Stored entries:

* start *

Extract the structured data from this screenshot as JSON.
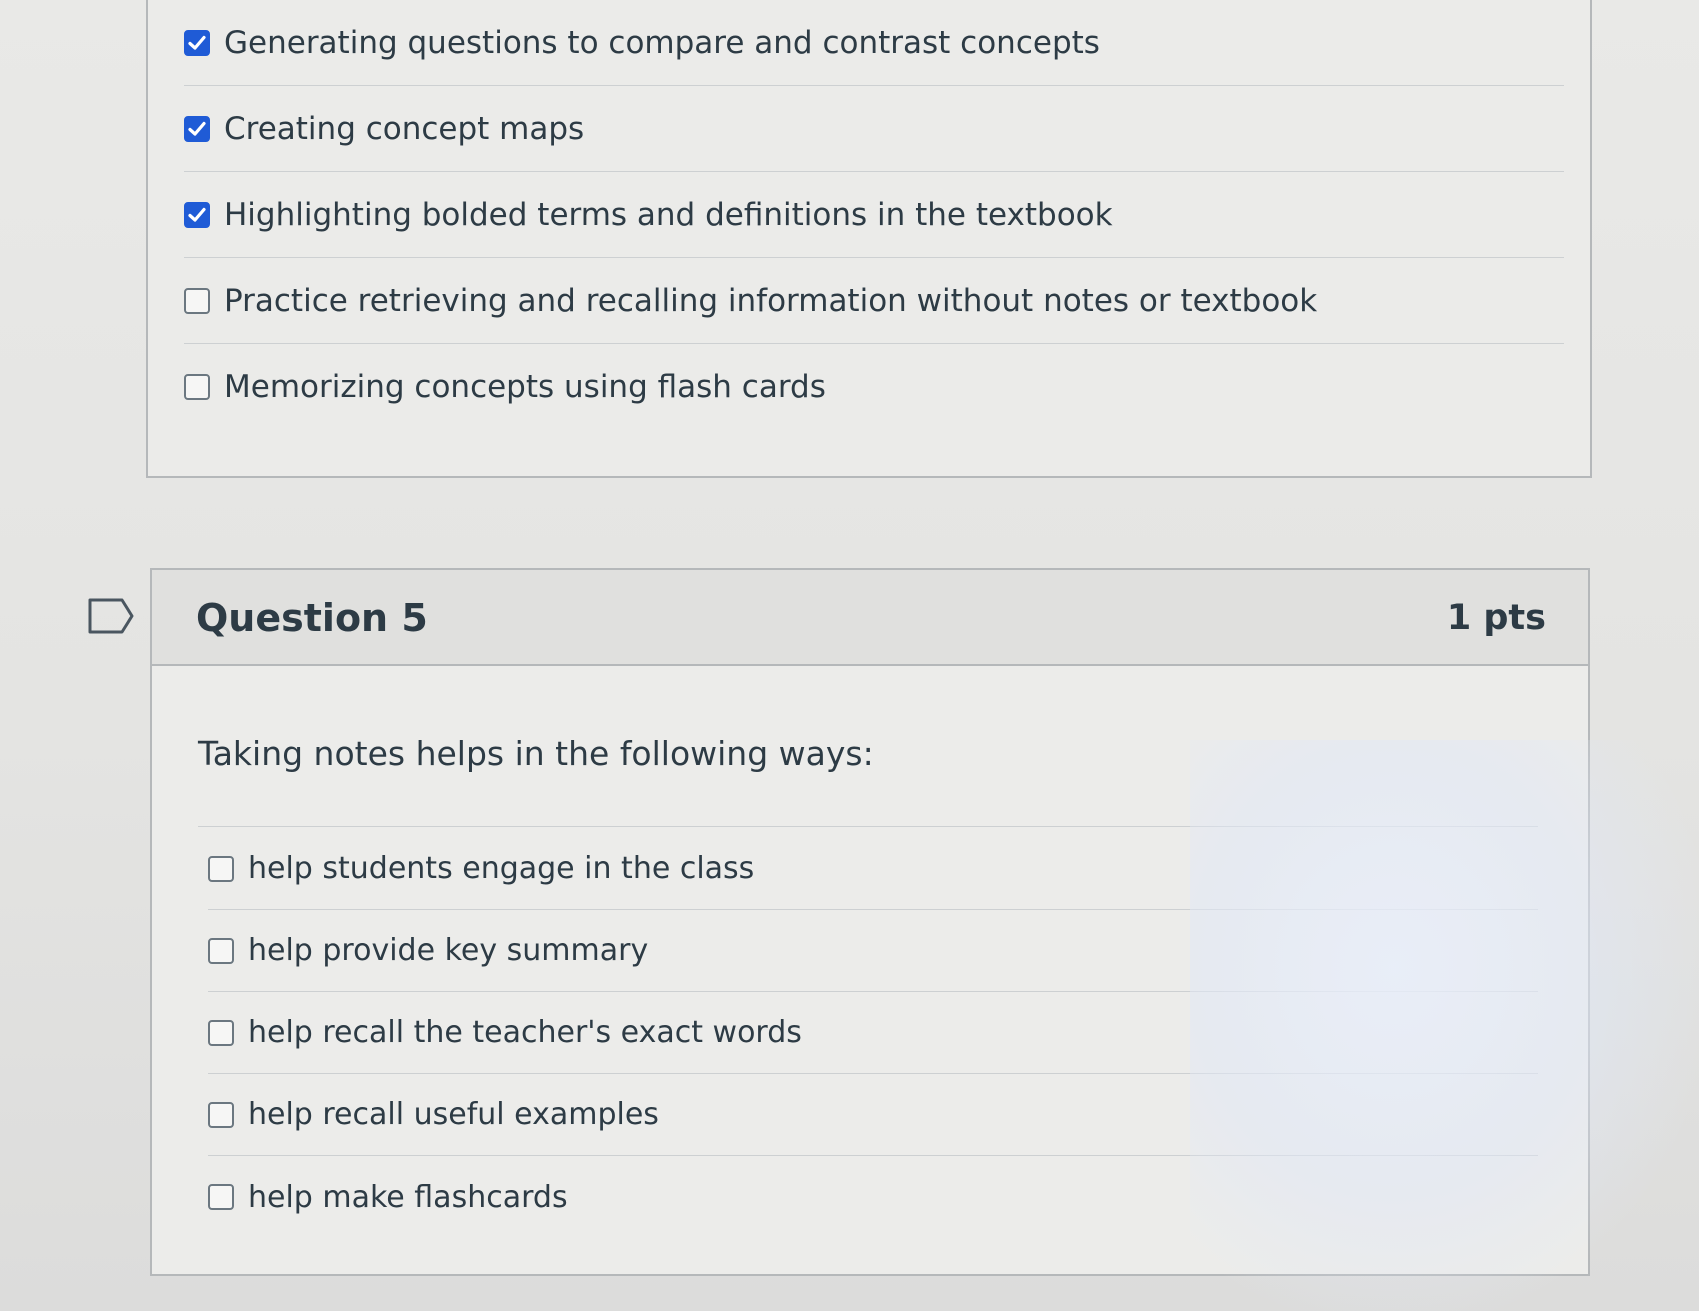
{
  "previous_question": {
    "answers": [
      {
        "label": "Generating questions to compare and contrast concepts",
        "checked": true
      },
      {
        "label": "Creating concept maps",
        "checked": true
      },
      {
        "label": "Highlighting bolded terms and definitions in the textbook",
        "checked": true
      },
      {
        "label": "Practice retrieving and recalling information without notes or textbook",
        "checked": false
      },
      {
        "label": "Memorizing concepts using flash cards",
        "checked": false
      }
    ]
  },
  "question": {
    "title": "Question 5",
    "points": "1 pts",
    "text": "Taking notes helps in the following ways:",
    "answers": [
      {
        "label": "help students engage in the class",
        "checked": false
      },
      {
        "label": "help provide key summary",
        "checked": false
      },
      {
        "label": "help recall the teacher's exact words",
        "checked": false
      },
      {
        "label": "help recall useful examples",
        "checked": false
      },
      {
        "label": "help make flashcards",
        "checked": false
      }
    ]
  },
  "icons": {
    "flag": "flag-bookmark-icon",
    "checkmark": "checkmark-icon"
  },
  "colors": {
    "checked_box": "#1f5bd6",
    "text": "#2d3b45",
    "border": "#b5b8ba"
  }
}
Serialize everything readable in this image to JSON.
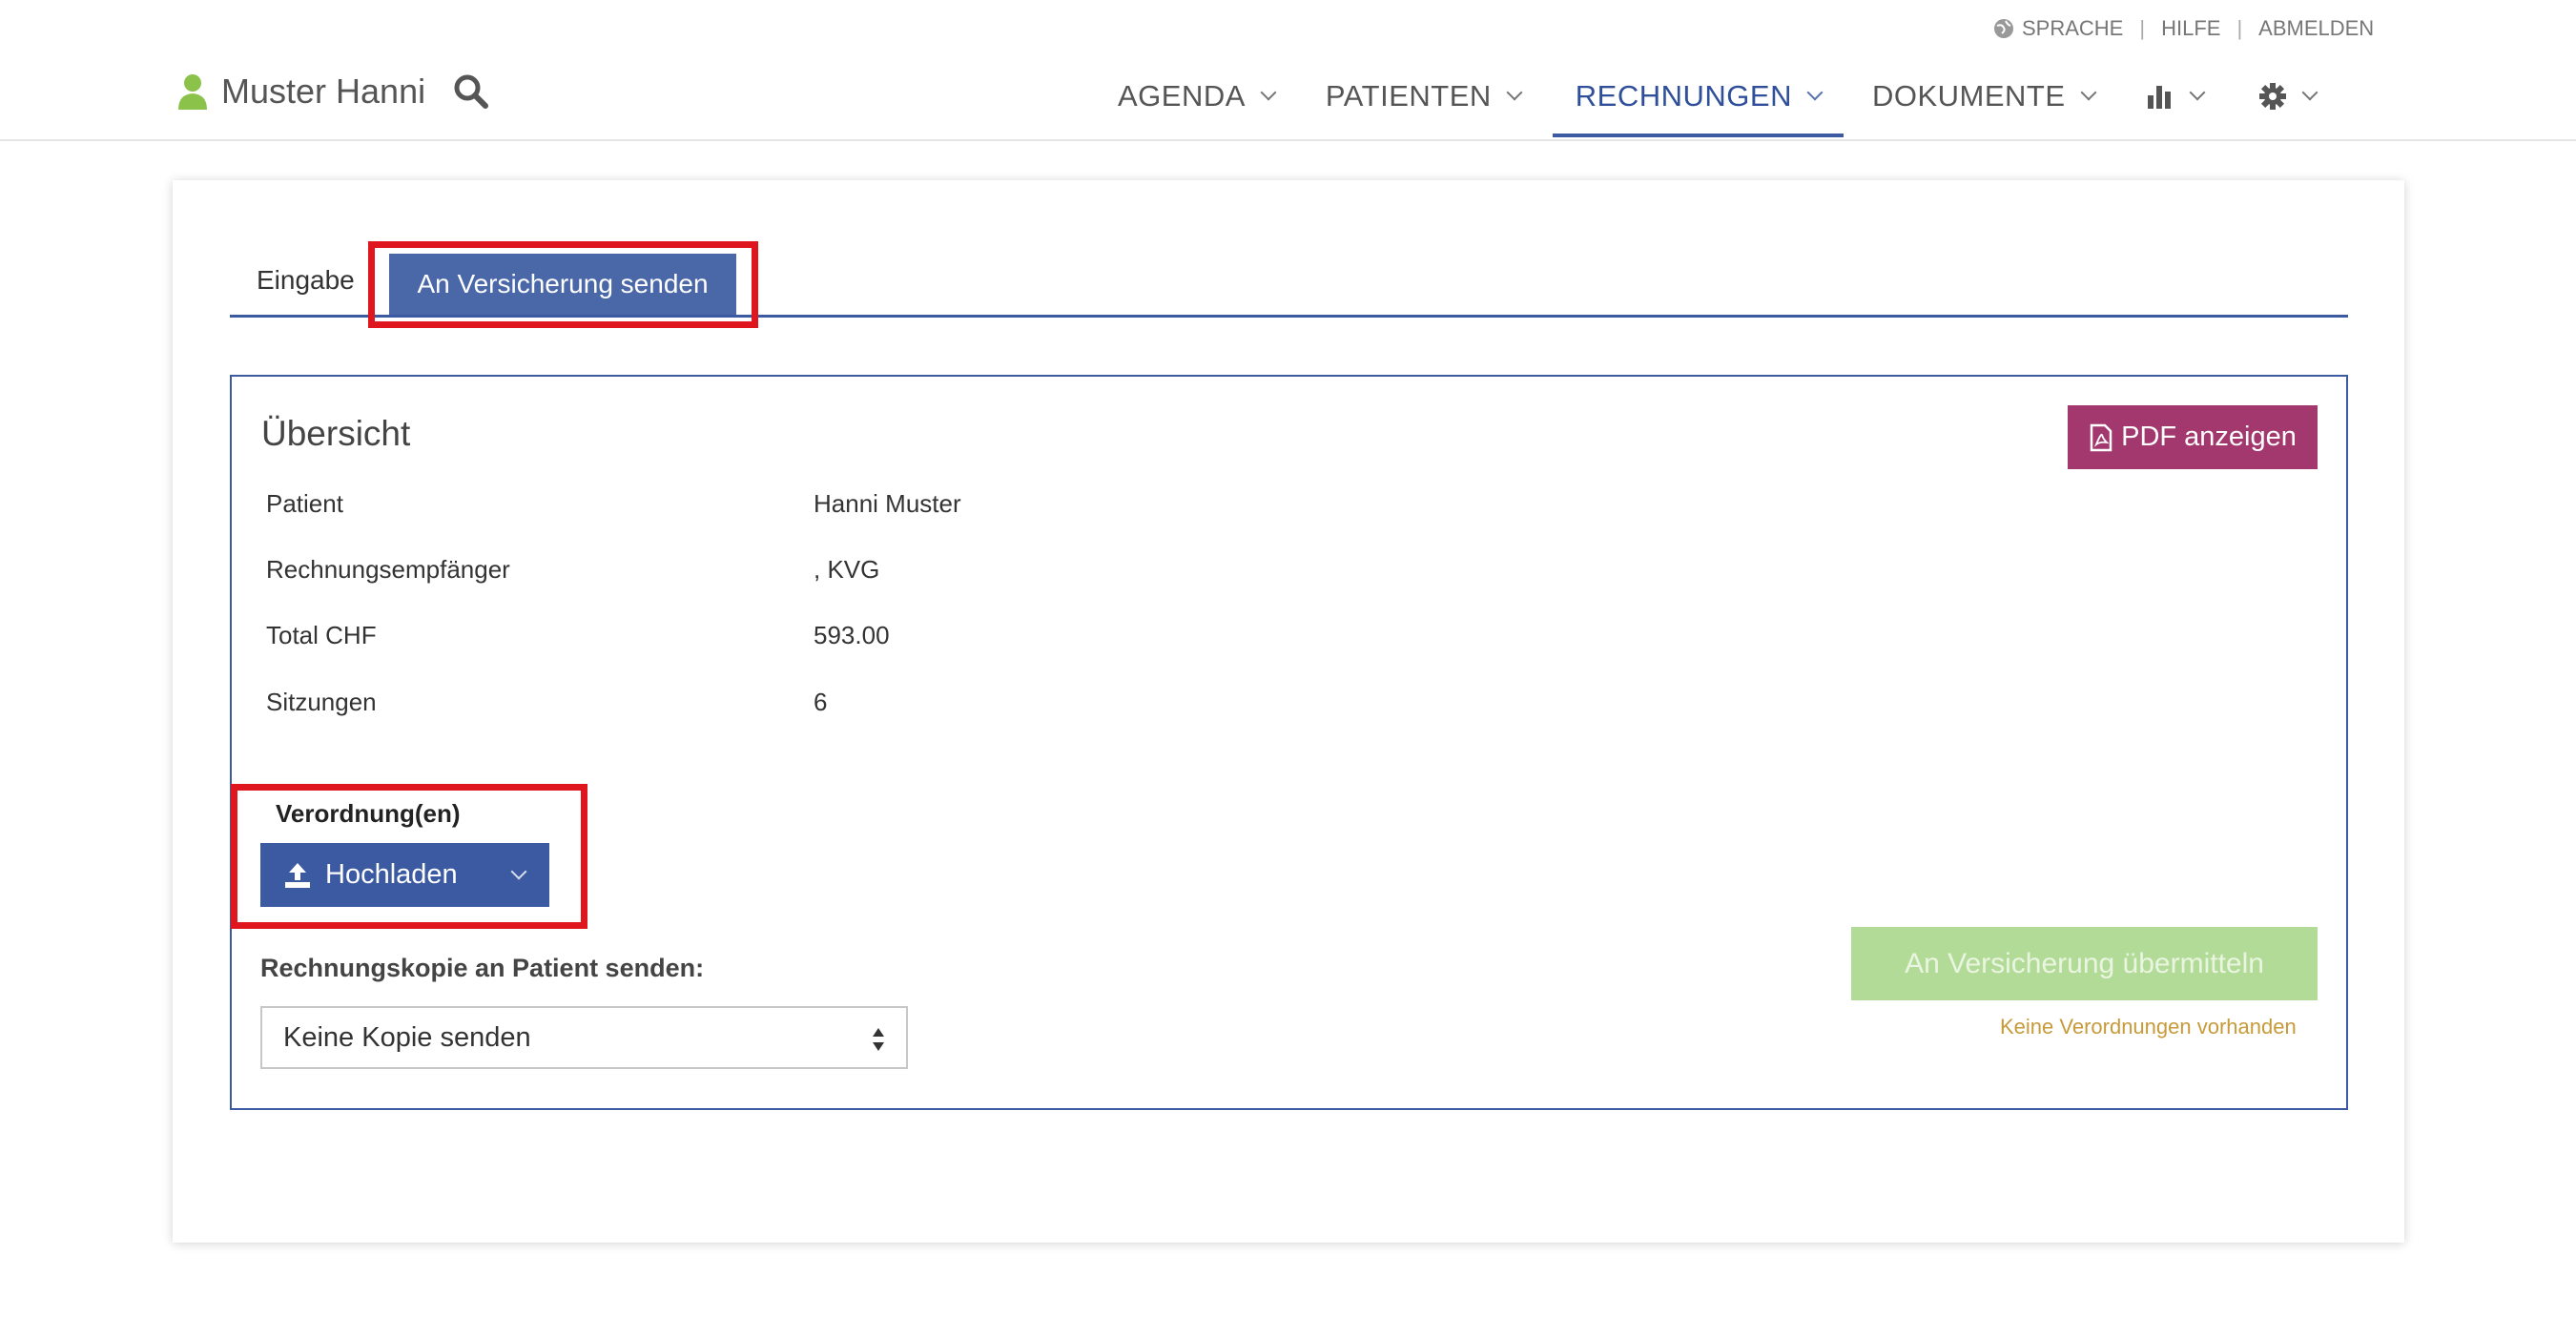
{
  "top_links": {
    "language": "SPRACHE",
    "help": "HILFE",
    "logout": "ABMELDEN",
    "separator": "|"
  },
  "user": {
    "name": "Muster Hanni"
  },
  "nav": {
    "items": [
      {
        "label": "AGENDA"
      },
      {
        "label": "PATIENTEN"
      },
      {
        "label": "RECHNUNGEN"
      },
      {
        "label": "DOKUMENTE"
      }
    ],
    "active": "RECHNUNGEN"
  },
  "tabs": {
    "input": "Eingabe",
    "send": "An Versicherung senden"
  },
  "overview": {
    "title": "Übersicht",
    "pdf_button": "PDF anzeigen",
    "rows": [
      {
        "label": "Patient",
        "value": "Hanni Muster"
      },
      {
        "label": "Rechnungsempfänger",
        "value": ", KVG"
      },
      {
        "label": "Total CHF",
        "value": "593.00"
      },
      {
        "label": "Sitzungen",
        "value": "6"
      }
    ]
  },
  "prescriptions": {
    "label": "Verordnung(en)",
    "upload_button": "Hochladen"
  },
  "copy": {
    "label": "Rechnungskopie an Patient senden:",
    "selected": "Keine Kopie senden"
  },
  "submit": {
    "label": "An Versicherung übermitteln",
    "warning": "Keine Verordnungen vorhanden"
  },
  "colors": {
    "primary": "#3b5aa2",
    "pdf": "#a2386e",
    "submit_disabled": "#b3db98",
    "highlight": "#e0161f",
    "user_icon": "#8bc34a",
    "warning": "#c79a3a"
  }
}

* end *

From the entries above, output every line exactly and omit any image.

▶ Task response:
Extract the structured data from this screenshot as JSON.
{
  "previous_question": {
    "answers": [
      {
        "label": "Generating questions to compare and contrast concepts",
        "checked": true
      },
      {
        "label": "Creating concept maps",
        "checked": true
      },
      {
        "label": "Highlighting bolded terms and definitions in the textbook",
        "checked": true
      },
      {
        "label": "Practice retrieving and recalling information without notes or textbook",
        "checked": false
      },
      {
        "label": "Memorizing concepts using flash cards",
        "checked": false
      }
    ]
  },
  "question": {
    "title": "Question 5",
    "points": "1 pts",
    "text": "Taking notes helps in the following ways:",
    "answers": [
      {
        "label": "help students engage in the class",
        "checked": false
      },
      {
        "label": "help provide key summary",
        "checked": false
      },
      {
        "label": "help recall the teacher's exact words",
        "checked": false
      },
      {
        "label": "help recall useful examples",
        "checked": false
      },
      {
        "label": "help make flashcards",
        "checked": false
      }
    ]
  },
  "icons": {
    "flag": "flag-bookmark-icon",
    "checkmark": "checkmark-icon"
  },
  "colors": {
    "checked_box": "#1f5bd6",
    "text": "#2d3b45",
    "border": "#b5b8ba"
  }
}
Serialize everything readable in this image to JSON.
{
  "top_links": {
    "language": "SPRACHE",
    "help": "HILFE",
    "logout": "ABMELDEN",
    "separator": "|"
  },
  "user": {
    "name": "Muster Hanni"
  },
  "nav": {
    "items": [
      {
        "label": "AGENDA"
      },
      {
        "label": "PATIENTEN"
      },
      {
        "label": "RECHNUNGEN"
      },
      {
        "label": "DOKUMENTE"
      }
    ],
    "active": "RECHNUNGEN"
  },
  "tabs": {
    "input": "Eingabe",
    "send": "An Versicherung senden"
  },
  "overview": {
    "title": "Übersicht",
    "pdf_button": "PDF anzeigen",
    "rows": [
      {
        "label": "Patient",
        "value": "Hanni Muster"
      },
      {
        "label": "Rechnungsempfänger",
        "value": ", KVG"
      },
      {
        "label": "Total CHF",
        "value": "593.00"
      },
      {
        "label": "Sitzungen",
        "value": "6"
      }
    ]
  },
  "prescriptions": {
    "label": "Verordnung(en)",
    "upload_button": "Hochladen"
  },
  "copy": {
    "label": "Rechnungskopie an Patient senden:",
    "selected": "Keine Kopie senden"
  },
  "submit": {
    "label": "An Versicherung übermitteln",
    "warning": "Keine Verordnungen vorhanden"
  },
  "colors": {
    "primary": "#3b5aa2",
    "pdf": "#a2386e",
    "submit_disabled": "#b3db98",
    "highlight": "#e0161f",
    "user_icon": "#8bc34a",
    "warning": "#c79a3a"
  }
}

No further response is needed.